### DATA SUPPLIED
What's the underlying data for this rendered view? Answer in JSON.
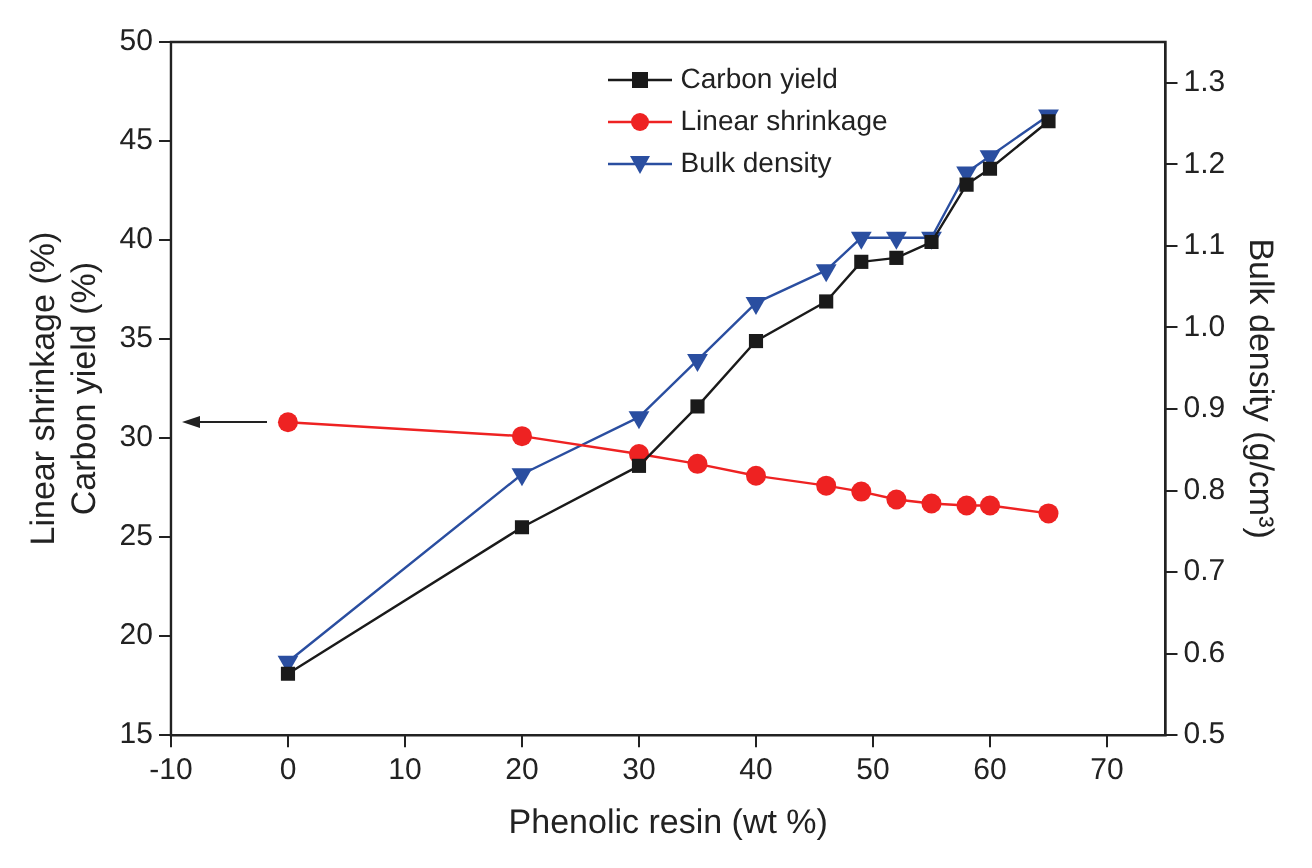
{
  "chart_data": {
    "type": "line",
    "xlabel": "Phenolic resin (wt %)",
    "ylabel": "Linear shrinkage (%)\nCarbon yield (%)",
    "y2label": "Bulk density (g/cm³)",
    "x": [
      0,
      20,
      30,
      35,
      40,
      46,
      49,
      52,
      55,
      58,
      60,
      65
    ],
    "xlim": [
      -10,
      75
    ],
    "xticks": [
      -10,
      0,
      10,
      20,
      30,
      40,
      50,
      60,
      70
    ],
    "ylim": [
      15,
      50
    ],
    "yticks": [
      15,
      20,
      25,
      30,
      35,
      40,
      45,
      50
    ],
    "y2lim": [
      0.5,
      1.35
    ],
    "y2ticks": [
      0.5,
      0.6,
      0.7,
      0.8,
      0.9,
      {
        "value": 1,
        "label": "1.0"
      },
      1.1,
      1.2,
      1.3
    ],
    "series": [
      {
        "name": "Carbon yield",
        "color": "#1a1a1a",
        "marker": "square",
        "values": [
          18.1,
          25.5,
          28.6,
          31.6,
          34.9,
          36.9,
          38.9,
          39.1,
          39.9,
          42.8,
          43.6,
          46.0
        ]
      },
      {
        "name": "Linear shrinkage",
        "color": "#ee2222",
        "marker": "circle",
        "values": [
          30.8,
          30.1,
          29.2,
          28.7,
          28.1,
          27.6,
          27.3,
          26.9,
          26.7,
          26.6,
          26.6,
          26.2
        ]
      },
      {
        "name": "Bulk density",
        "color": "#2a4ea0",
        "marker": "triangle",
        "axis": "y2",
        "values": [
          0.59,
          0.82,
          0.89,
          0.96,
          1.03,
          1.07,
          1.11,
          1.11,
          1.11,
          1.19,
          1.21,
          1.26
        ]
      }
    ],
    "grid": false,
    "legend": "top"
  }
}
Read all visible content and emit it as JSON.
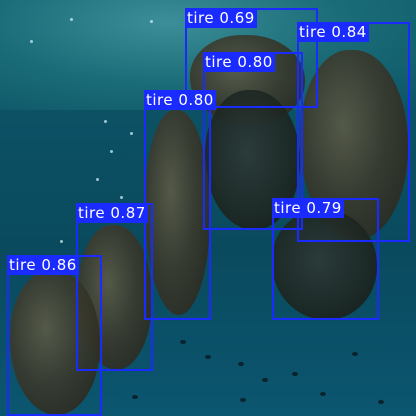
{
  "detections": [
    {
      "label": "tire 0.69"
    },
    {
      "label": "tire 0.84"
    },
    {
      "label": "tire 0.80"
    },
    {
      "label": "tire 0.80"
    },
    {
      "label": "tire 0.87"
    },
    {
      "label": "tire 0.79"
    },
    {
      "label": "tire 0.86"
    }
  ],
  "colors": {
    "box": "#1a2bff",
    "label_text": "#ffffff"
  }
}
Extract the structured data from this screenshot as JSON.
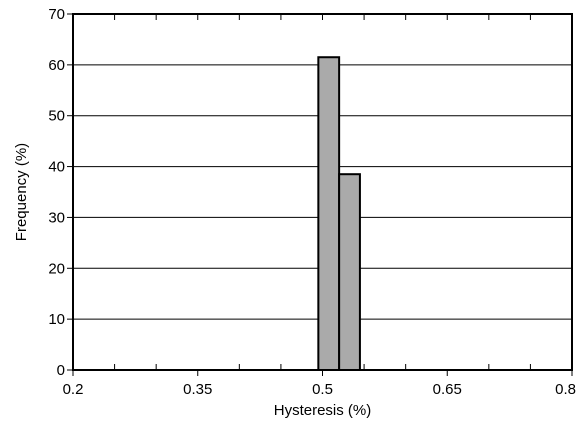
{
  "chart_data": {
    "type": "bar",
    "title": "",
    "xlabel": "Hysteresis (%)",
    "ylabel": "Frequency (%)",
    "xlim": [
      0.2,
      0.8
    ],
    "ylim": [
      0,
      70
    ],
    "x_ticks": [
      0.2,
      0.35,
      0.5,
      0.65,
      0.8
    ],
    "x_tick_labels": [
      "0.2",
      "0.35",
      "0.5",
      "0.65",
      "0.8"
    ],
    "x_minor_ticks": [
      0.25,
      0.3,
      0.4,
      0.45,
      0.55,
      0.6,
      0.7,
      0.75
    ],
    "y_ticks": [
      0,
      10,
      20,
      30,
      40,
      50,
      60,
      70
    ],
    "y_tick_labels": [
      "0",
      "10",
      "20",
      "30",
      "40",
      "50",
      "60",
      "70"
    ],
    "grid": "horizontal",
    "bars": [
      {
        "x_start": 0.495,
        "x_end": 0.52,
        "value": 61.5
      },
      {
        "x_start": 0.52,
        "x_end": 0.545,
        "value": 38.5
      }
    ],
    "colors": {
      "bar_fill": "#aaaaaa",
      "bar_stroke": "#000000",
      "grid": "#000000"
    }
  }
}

### OBJECTIVE
In the records above, find the line containing "Extract the structured", then please restate it and each line after it word for word, pictures excluded.

### SOLUTION FOR THIS EXERCISE
Extract the structured data from this screenshot as JSON.
{
  "chart_data": {
    "type": "bar",
    "title": "",
    "xlabel": "Hysteresis (%)",
    "ylabel": "Frequency (%)",
    "xlim": [
      0.2,
      0.8
    ],
    "ylim": [
      0,
      70
    ],
    "x_ticks": [
      0.2,
      0.35,
      0.5,
      0.65,
      0.8
    ],
    "x_tick_labels": [
      "0.2",
      "0.35",
      "0.5",
      "0.65",
      "0.8"
    ],
    "x_minor_ticks": [
      0.25,
      0.3,
      0.4,
      0.45,
      0.55,
      0.6,
      0.7,
      0.75
    ],
    "y_ticks": [
      0,
      10,
      20,
      30,
      40,
      50,
      60,
      70
    ],
    "y_tick_labels": [
      "0",
      "10",
      "20",
      "30",
      "40",
      "50",
      "60",
      "70"
    ],
    "grid": "horizontal",
    "bars": [
      {
        "x_start": 0.495,
        "x_end": 0.52,
        "value": 61.5
      },
      {
        "x_start": 0.52,
        "x_end": 0.545,
        "value": 38.5
      }
    ],
    "colors": {
      "bar_fill": "#aaaaaa",
      "bar_stroke": "#000000",
      "grid": "#000000"
    }
  }
}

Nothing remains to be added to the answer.